- _YOUR GOAL_
Quote all of the data exactly as given. Skip every picture it contains.
--- begin DATA ROWS ---
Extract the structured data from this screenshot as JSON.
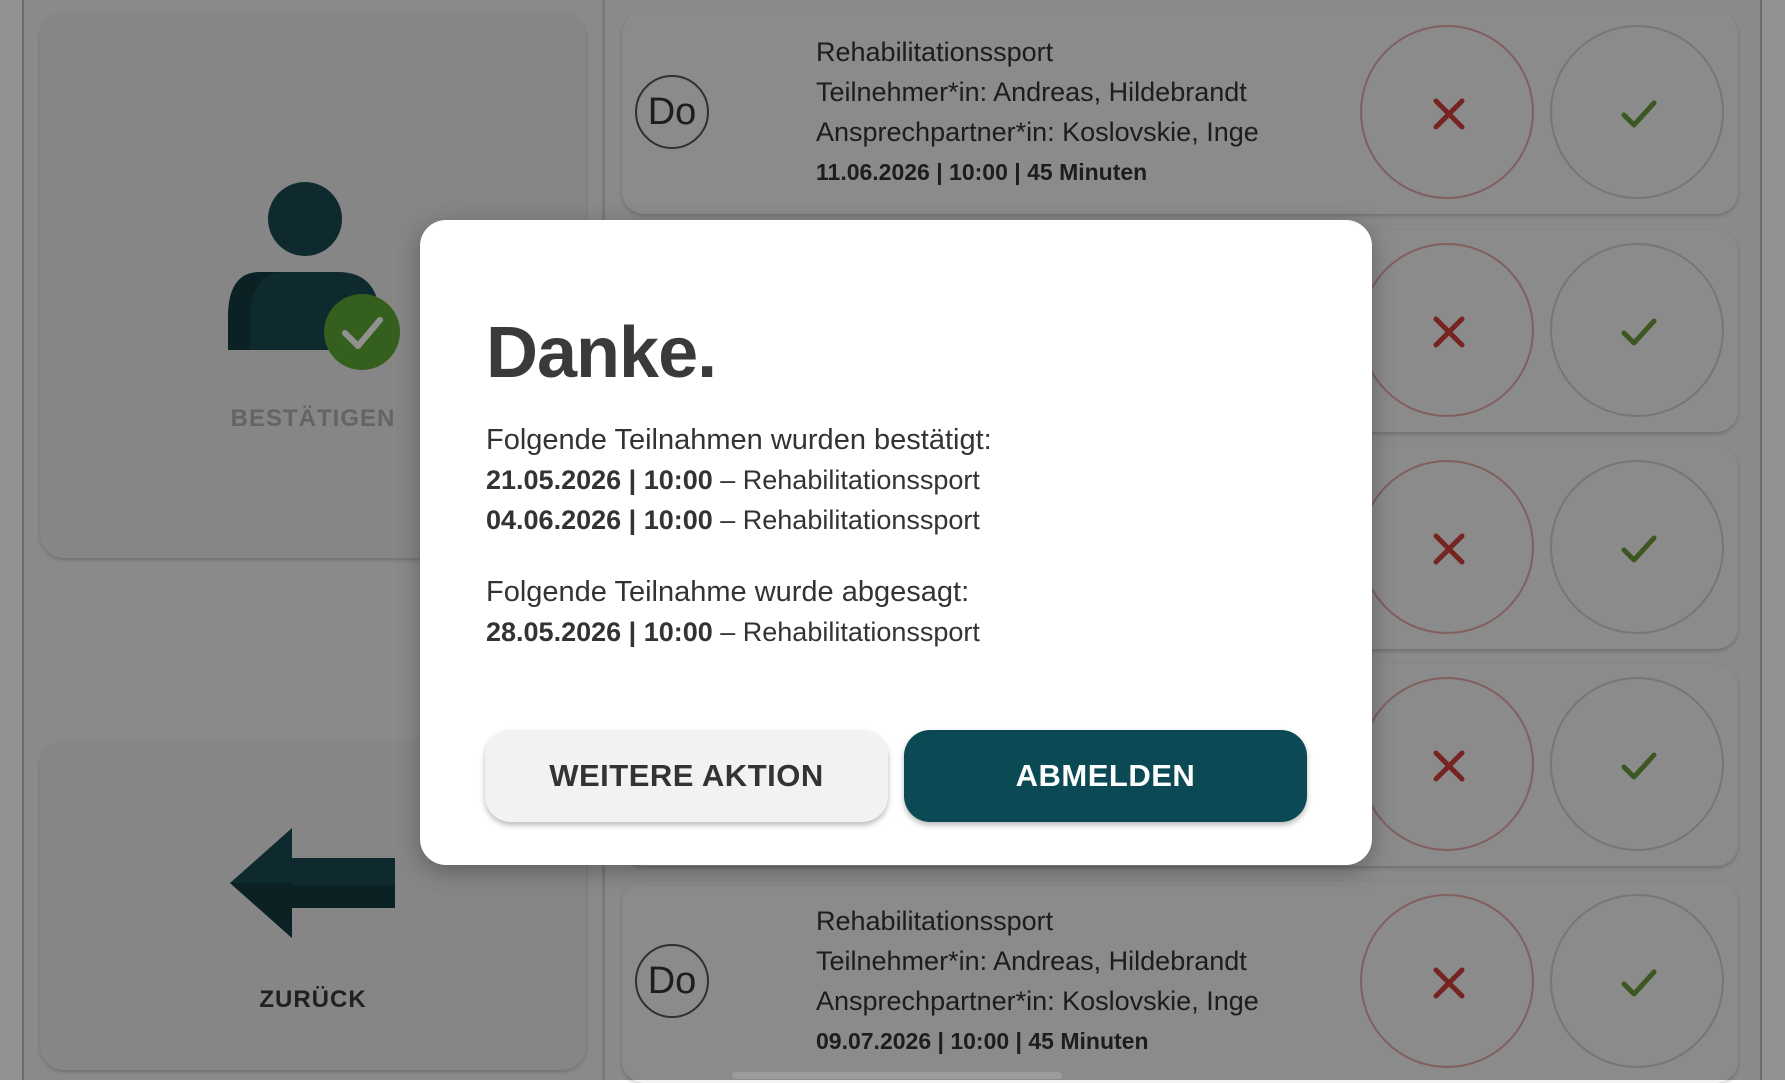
{
  "sidebar": {
    "confirm_label": "BESTÄTIGEN",
    "back_label": "ZURÜCK"
  },
  "appointments": [
    {
      "day": "Do",
      "title": "Rehabilitationssport",
      "participant": "Teilnehmer*in: Andreas, Hildebrandt",
      "contact": "Ansprechpartner*in: Koslovskie, Inge",
      "meta": "11.06.2026 | 10:00 | 45 Minuten"
    },
    {
      "day": "",
      "title": "",
      "participant": "",
      "contact": "",
      "meta": ""
    },
    {
      "day": "",
      "title": "",
      "participant": "",
      "contact": "",
      "meta": ""
    },
    {
      "day": "",
      "title": "",
      "participant": "",
      "contact": "",
      "meta": ""
    },
    {
      "day": "Do",
      "title": "Rehabilitationssport",
      "participant": "Teilnehmer*in: Andreas, Hildebrandt",
      "contact": "Ansprechpartner*in: Koslovskie, Inge",
      "meta": "09.07.2026 | 10:00 | 45 Minuten"
    }
  ],
  "dialog": {
    "title": "Danke.",
    "confirmed_heading": "Folgende Teilnahmen wurden bestätigt:",
    "confirmed": [
      {
        "datetime": "21.05.2026 | 10:00",
        "separator": " – ",
        "course": "Rehabilitationssport"
      },
      {
        "datetime": "04.06.2026 | 10:00",
        "separator": " – ",
        "course": "Rehabilitationssport"
      }
    ],
    "cancelled_heading": "Folgende Teilnahme wurde abgesagt:",
    "cancelled": [
      {
        "datetime": "28.05.2026 | 10:00",
        "separator": " – ",
        "course": "Rehabilitationssport"
      }
    ],
    "secondary_button": "WEITERE AKTION",
    "primary_button": "ABMELDEN"
  },
  "colors": {
    "brand_dark": "#0b4a55",
    "icon_teal": "#1b4a52",
    "confirm_green": "#5ea832",
    "cancel_red": "#d0403a",
    "check_green": "#6a9a3a"
  },
  "icons": {
    "person": "person-check-icon",
    "back": "arrow-left-icon",
    "cancel": "close-icon",
    "confirm": "check-icon"
  }
}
--- end DATA ROWS ---
- _SOLUTION TO THIS EXERCISE_
Extract the structured data from this screenshot as JSON.
{
  "sidebar": {
    "confirm_label": "BESTÄTIGEN",
    "back_label": "ZURÜCK"
  },
  "appointments": [
    {
      "day": "Do",
      "title": "Rehabilitationssport",
      "participant": "Teilnehmer*in: Andreas, Hildebrandt",
      "contact": "Ansprechpartner*in: Koslovskie, Inge",
      "meta": "11.06.2026 | 10:00 | 45 Minuten"
    },
    {
      "day": "",
      "title": "",
      "participant": "",
      "contact": "",
      "meta": ""
    },
    {
      "day": "",
      "title": "",
      "participant": "",
      "contact": "",
      "meta": ""
    },
    {
      "day": "",
      "title": "",
      "participant": "",
      "contact": "",
      "meta": ""
    },
    {
      "day": "Do",
      "title": "Rehabilitationssport",
      "participant": "Teilnehmer*in: Andreas, Hildebrandt",
      "contact": "Ansprechpartner*in: Koslovskie, Inge",
      "meta": "09.07.2026 | 10:00 | 45 Minuten"
    }
  ],
  "dialog": {
    "title": "Danke.",
    "confirmed_heading": "Folgende Teilnahmen wurden bestätigt:",
    "confirmed": [
      {
        "datetime": "21.05.2026 | 10:00",
        "separator": " – ",
        "course": "Rehabilitationssport"
      },
      {
        "datetime": "04.06.2026 | 10:00",
        "separator": " – ",
        "course": "Rehabilitationssport"
      }
    ],
    "cancelled_heading": "Folgende Teilnahme wurde abgesagt:",
    "cancelled": [
      {
        "datetime": "28.05.2026 | 10:00",
        "separator": " – ",
        "course": "Rehabilitationssport"
      }
    ],
    "secondary_button": "WEITERE AKTION",
    "primary_button": "ABMELDEN"
  },
  "colors": {
    "brand_dark": "#0b4a55",
    "icon_teal": "#1b4a52",
    "confirm_green": "#5ea832",
    "cancel_red": "#d0403a",
    "check_green": "#6a9a3a"
  },
  "icons": {
    "person": "person-check-icon",
    "back": "arrow-left-icon",
    "cancel": "close-icon",
    "confirm": "check-icon"
  }
}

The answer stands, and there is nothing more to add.